§ **Your instructions**: Rewrite everything from the line containing "- nav-item-blog[interactable]: Blog: [891, 142, 933, 164]" down to the line containing "- headline-line: with" as a Markdown table with the columns Row and Entry. Put a row number in Row and the line in Entry, and skip any blank lines.

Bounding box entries
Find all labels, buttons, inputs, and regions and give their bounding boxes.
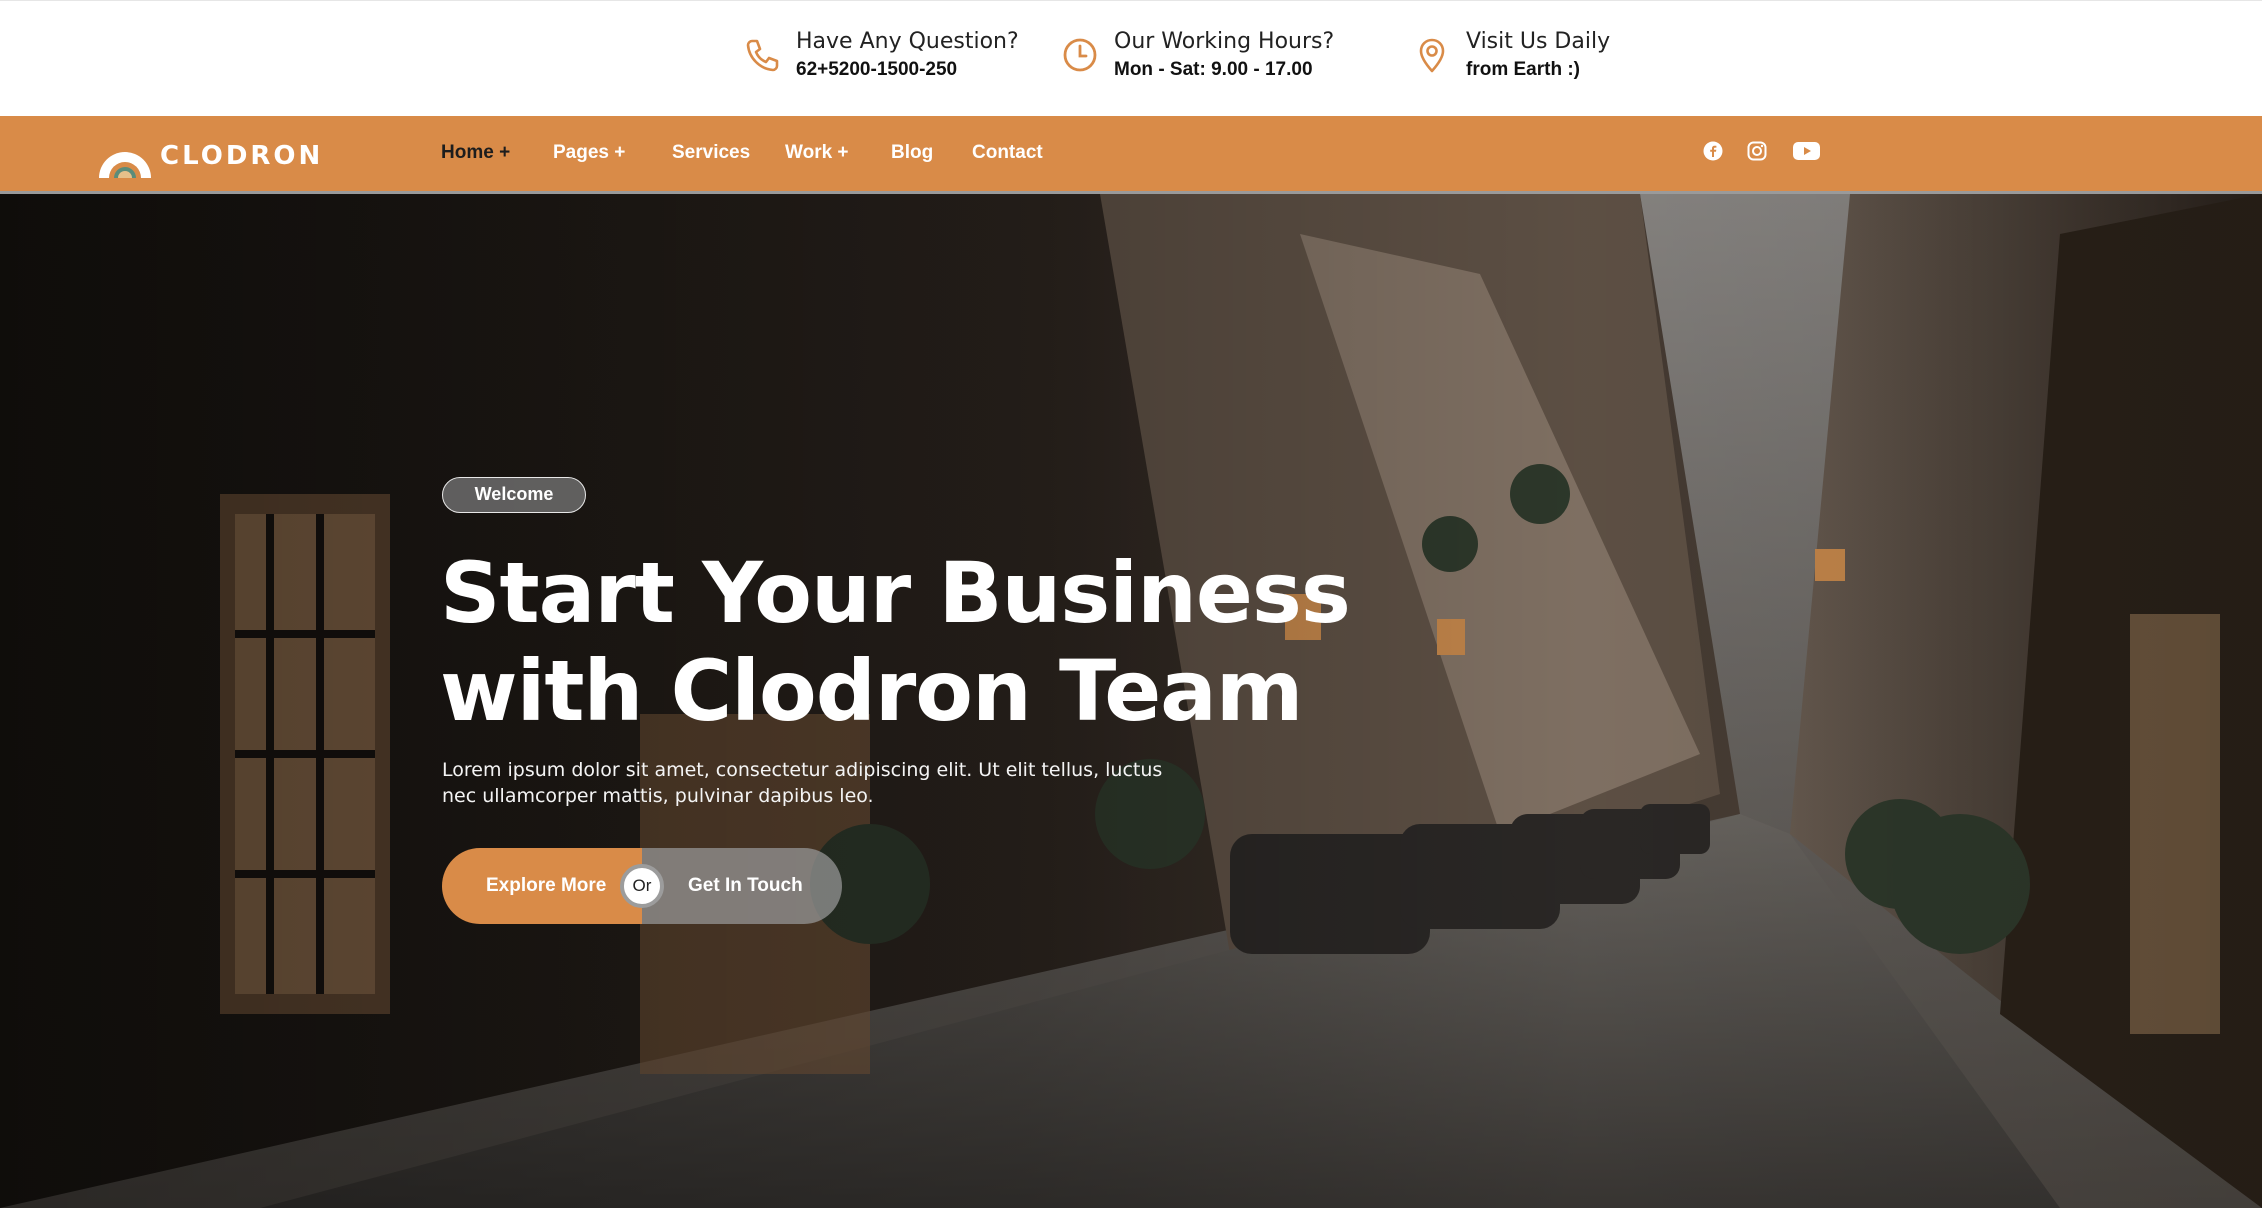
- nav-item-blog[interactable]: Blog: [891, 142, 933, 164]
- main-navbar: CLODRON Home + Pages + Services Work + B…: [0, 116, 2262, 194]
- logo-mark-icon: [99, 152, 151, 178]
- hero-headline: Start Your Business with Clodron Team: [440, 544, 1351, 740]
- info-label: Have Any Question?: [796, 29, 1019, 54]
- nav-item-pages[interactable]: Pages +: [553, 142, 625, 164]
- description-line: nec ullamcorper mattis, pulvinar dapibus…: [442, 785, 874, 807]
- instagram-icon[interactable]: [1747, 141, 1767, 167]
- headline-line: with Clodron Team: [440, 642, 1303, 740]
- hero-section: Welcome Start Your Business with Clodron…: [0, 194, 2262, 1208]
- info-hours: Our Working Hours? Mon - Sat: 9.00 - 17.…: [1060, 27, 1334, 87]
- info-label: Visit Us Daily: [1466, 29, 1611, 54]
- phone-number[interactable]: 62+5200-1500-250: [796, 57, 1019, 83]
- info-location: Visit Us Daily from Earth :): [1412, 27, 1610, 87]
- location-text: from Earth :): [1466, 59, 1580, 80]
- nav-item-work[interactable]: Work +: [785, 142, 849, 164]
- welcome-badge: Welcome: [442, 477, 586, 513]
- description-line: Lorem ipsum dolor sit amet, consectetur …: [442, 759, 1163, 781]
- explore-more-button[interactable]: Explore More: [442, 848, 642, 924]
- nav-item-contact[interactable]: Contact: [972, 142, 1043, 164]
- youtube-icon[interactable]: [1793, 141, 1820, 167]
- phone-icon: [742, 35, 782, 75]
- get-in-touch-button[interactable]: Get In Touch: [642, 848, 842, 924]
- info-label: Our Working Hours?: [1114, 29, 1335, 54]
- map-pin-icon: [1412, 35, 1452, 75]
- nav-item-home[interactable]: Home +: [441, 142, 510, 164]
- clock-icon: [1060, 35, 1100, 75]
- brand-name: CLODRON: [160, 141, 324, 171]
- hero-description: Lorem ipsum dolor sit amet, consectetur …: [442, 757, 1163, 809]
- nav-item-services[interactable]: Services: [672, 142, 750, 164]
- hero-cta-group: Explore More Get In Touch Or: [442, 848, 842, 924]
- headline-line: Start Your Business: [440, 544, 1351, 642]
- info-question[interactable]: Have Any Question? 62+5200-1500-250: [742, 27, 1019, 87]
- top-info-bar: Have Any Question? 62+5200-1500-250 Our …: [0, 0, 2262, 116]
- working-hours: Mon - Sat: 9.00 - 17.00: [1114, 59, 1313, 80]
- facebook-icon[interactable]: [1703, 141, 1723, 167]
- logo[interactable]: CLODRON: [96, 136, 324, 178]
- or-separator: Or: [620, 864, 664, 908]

§ **Reply to the exercise**:
| Row | Entry |
|---|---|
| 1 | - nav-item-blog[interactable]: Blog: [891, 142, 933, 164] |
| 2 | - main-navbar: CLODRON Home + Pages + Services Work + B…: [0, 116, 2262, 194] |
| 3 | - logo-mark-icon: [99, 152, 151, 178] |
| 4 | - hero-headline: Start Your Business with Clodron Team: [440, 544, 1351, 740] |
| 5 | - info-label: Have Any Question?: [796, 29, 1019, 54] |
| 6 | - nav-item-pages[interactable]: Pages +: [553, 142, 625, 164] |
| 7 | - description-line: nec ullamcorper mattis, pulvinar dapibus…: [442, 785, 874, 807] |
| 8 | - instagram-icon[interactable]: [1747, 141, 1767, 167] |
| 9 | - headline-line: with Clodron Team: [440, 642, 1303, 740] |